(Records from a data collection)
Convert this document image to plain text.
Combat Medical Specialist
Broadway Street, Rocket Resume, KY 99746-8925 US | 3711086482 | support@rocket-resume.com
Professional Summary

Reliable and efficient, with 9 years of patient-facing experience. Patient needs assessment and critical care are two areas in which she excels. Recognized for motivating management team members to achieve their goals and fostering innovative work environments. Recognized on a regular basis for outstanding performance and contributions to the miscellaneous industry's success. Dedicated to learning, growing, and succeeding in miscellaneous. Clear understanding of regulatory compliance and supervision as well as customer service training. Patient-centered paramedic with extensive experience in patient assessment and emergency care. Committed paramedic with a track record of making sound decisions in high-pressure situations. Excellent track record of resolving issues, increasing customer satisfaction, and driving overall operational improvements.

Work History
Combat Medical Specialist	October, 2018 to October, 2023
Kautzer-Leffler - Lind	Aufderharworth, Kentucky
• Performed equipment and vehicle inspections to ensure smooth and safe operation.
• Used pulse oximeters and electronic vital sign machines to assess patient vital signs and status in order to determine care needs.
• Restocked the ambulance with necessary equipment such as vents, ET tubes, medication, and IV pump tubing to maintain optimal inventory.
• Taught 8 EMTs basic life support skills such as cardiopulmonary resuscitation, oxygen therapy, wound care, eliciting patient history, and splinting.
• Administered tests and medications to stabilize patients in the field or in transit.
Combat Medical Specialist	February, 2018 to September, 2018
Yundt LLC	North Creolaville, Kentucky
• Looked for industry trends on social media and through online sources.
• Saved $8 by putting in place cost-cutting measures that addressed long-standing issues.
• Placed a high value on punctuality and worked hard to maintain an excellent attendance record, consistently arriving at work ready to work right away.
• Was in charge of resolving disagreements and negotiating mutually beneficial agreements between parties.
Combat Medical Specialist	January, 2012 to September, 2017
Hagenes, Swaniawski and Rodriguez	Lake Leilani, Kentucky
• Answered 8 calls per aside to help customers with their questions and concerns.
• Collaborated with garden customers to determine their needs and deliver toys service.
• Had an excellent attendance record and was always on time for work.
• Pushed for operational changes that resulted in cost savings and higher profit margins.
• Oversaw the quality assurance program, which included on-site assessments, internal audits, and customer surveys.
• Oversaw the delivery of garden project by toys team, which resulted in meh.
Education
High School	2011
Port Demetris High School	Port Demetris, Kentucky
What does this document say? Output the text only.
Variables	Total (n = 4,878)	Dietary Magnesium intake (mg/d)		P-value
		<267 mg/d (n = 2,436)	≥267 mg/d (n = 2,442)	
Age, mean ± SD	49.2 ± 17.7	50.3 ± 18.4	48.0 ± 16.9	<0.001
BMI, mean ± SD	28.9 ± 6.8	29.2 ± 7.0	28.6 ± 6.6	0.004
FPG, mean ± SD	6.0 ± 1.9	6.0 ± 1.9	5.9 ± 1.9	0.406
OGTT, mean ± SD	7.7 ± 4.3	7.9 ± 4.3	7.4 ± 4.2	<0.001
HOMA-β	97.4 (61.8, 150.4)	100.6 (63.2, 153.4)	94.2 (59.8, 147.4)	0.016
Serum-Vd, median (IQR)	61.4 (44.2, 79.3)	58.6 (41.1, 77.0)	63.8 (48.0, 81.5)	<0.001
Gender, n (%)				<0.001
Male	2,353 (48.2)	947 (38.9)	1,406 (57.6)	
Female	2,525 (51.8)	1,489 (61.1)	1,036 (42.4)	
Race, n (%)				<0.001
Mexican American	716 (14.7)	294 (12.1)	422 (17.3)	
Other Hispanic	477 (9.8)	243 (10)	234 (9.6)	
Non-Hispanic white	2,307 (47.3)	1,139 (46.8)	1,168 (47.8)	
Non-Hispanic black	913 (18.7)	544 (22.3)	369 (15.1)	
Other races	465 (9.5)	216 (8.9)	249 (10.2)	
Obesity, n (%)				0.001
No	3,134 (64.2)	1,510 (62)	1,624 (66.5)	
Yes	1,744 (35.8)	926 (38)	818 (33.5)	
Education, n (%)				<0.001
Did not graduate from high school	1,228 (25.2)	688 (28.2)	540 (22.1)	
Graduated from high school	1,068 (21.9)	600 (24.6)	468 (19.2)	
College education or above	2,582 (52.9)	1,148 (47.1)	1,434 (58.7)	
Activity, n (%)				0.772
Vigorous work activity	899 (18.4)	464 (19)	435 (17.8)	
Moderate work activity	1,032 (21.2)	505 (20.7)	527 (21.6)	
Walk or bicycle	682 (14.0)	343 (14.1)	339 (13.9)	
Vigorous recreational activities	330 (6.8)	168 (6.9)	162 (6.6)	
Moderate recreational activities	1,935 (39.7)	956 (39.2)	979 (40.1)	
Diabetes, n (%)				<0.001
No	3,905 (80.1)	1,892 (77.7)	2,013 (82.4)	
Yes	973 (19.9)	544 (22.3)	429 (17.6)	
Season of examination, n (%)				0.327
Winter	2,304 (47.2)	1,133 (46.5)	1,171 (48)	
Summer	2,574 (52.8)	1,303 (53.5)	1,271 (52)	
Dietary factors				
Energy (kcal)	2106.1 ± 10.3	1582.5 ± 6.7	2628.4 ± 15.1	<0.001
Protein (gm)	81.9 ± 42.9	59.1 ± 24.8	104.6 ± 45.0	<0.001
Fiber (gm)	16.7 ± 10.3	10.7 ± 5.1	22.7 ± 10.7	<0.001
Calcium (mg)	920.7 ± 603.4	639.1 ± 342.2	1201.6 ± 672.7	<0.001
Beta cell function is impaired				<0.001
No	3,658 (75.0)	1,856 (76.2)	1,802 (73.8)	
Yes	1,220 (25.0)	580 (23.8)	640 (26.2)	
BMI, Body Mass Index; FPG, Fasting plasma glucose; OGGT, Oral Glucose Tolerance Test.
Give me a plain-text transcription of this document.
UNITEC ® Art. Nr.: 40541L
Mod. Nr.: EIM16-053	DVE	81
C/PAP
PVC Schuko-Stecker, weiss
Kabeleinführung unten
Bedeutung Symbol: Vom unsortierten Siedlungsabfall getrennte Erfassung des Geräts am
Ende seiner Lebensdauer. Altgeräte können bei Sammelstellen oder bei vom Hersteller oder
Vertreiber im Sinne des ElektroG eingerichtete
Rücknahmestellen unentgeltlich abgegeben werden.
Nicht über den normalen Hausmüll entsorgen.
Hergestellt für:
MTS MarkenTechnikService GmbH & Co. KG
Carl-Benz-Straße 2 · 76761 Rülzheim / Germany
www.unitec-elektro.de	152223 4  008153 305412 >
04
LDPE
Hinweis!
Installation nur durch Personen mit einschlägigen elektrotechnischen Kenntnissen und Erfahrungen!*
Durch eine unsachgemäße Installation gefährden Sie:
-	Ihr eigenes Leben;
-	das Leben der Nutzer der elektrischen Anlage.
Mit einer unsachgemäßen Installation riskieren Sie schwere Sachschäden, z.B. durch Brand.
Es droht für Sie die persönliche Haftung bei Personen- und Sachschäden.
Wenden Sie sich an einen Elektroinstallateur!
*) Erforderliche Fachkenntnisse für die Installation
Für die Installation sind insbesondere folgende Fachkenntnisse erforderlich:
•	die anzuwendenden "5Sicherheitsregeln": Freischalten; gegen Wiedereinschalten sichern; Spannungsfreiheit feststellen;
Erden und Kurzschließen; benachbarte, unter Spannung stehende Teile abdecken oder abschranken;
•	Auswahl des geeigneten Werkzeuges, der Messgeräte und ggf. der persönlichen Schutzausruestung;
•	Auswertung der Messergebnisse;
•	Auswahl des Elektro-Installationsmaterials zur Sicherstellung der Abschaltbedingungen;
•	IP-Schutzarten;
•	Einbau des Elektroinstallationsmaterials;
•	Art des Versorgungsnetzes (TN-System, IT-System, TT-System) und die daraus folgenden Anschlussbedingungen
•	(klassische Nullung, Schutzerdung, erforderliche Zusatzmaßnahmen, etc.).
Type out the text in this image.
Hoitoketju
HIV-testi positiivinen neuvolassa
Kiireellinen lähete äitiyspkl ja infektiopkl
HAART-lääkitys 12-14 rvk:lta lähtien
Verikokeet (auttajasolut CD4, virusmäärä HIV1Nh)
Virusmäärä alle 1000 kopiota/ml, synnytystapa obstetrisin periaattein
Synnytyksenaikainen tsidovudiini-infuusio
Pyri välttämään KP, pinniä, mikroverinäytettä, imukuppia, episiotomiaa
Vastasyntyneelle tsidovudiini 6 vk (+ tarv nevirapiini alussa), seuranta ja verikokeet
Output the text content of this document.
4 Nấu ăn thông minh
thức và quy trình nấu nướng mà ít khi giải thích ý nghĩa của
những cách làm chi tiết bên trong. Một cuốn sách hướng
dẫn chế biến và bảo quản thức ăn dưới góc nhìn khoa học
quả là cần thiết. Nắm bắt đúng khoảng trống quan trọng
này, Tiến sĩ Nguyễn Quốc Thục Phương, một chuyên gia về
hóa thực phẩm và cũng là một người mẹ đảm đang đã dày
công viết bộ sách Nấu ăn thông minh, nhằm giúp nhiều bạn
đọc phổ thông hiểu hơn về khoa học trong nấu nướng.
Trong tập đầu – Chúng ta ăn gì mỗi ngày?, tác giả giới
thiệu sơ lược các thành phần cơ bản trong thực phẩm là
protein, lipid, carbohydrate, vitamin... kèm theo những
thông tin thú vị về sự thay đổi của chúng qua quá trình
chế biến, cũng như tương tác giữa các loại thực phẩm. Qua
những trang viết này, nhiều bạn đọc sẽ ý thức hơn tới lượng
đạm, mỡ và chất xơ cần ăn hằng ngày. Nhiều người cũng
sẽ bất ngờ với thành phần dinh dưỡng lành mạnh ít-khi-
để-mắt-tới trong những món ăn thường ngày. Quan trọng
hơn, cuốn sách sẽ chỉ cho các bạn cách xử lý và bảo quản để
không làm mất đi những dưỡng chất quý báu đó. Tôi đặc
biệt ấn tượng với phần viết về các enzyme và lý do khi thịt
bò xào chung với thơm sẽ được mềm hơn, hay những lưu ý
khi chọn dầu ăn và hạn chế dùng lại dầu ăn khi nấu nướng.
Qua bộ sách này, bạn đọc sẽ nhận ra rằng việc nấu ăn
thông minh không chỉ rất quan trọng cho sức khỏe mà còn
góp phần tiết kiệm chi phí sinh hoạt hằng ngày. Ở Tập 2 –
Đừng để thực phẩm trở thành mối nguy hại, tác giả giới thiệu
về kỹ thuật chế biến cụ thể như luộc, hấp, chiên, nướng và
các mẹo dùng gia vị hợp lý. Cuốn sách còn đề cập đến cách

### What to do
Go through the data above and copy each line that holds the word "thức".

### Solution
thức và quy trình nấu nướng mà ít khi giải thích ý nghĩa của
dẫn chế biến và bảo quản thức ăn dưới góc nhìn khoa học
những trang viết này, nhiều bạn đọc sẽ ý thức hơn tới lượng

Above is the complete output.